----- Records for this exercise -----

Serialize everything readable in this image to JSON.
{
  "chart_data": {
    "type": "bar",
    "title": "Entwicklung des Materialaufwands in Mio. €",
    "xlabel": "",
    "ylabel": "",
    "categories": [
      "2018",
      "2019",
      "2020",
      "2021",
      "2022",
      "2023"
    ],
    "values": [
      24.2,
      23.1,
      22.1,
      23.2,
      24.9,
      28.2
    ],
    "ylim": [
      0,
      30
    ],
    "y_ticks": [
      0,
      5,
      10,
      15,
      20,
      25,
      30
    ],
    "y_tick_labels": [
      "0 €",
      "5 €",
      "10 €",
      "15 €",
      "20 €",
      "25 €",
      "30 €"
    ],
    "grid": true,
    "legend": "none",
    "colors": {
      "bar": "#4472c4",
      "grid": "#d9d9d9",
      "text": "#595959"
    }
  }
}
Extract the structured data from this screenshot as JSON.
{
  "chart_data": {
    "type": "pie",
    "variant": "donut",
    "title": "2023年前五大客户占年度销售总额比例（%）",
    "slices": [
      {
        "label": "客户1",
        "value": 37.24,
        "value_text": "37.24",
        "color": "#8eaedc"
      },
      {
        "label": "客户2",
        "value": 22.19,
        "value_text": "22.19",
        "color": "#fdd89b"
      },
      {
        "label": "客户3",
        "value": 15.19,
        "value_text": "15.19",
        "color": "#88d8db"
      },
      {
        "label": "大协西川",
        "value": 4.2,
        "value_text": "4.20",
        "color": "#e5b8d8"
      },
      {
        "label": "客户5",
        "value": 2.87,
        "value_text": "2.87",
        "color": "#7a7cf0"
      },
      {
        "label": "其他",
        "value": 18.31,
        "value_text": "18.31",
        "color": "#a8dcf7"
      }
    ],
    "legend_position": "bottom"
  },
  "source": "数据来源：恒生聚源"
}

-----

● **Set problem**:
Give the number of lines in the material above that have the word "title" in them, and nothing more.

● **Result below**:
2